◆ **ESTRATTO DEL DOCUMENTO**
_____
Il film: Sanctuary, 2022. Regia: Zachary Wigon.
Cast: Margaret Qualley, Christopher Abbott. Genere: Commedia, drammatico. Durata: 96 minuti. Dove l’abbiamo visto: Al cinema, in anteprima.
Trama: Rebecca è una dominatrice, una professionista del sesso, e Hal è il suo cliente. Quando decide di vederla per un’ultima volta e dirle che tra loro è tutto finito, Rebecca è tutt’altro che d’accordo.
Rebecca e Hal sono in una camera d’albergo per un colloquio di lavoro. O, almeno, questo è quello che sembra. In realtà, lo scopriamo subito, entrambi stanno recitando un copione, un copione scritto ad arte, un gioco di ruolo e di seduzione. È un copione che ha un punto di partenza – che sono le debolezze e le peculiarità di lui – e un punto d’arrivo, che è la chiave del gioco. Lui dovrà farsi comandare, trattare male, dominare. E questo è proprio il lavoro di lei. È qualcosa di mentale, non di fisico, ed è quello di cui lui ha bisogno. Inizia così il film che vi raccontiamo nella recensione di Sanctuary: una storia che parla di giochi di seduzione e di potere, ma che una sceneggiatura troppo cerebrale e costruita non rende mai vibrante. È una prova di bravura per Margaret Qualley, ed è lei che vale il prezzo del biglietto.
_____
◆ **MATERIALE FORNITO**
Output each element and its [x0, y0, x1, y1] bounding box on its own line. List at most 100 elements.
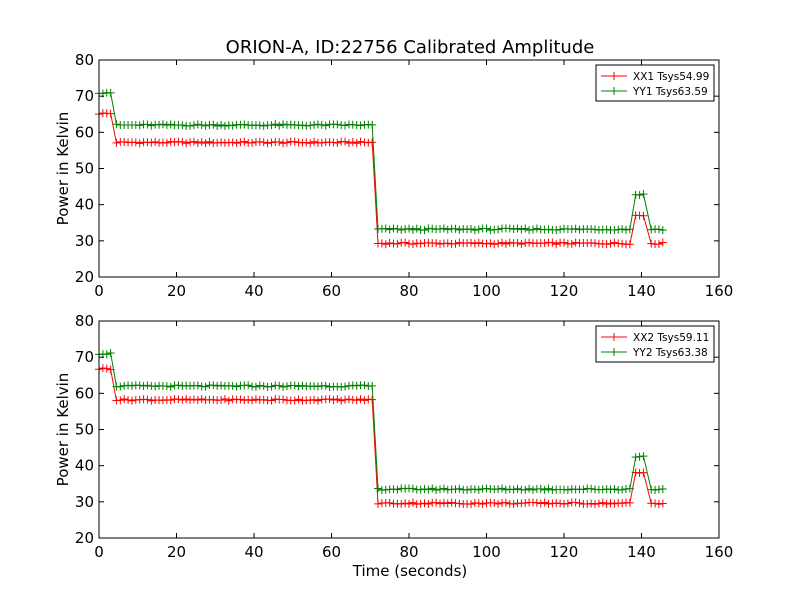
_____
◆ **COMPITO**
Trascrivi, per favore, il brano della recensione che inizia con le parole contenenti "Cast: Margaret Qualley, Christopher" e termina con "tutt’altro che d’accordo.", riportandolo senza alcuna modifica. Per rispondere attieniti unicamente alla recensione.

◆ **RISPOSTA CORRETTA**
Cast: Margaret Qualley, Christopher Abbott. Genere: Commedia, drammatico. Durata: 96 minuti. Dove l’abbiamo visto: Al cinema, in anteprima.
Trama: Rebecca è una dominatrice, una professionista del sesso, e Hal è il suo cliente. Quando decide di vederla per un’ultima volta e dirle che tra loro è tutto finito, Rebecca è tutt’altro che d’accordo.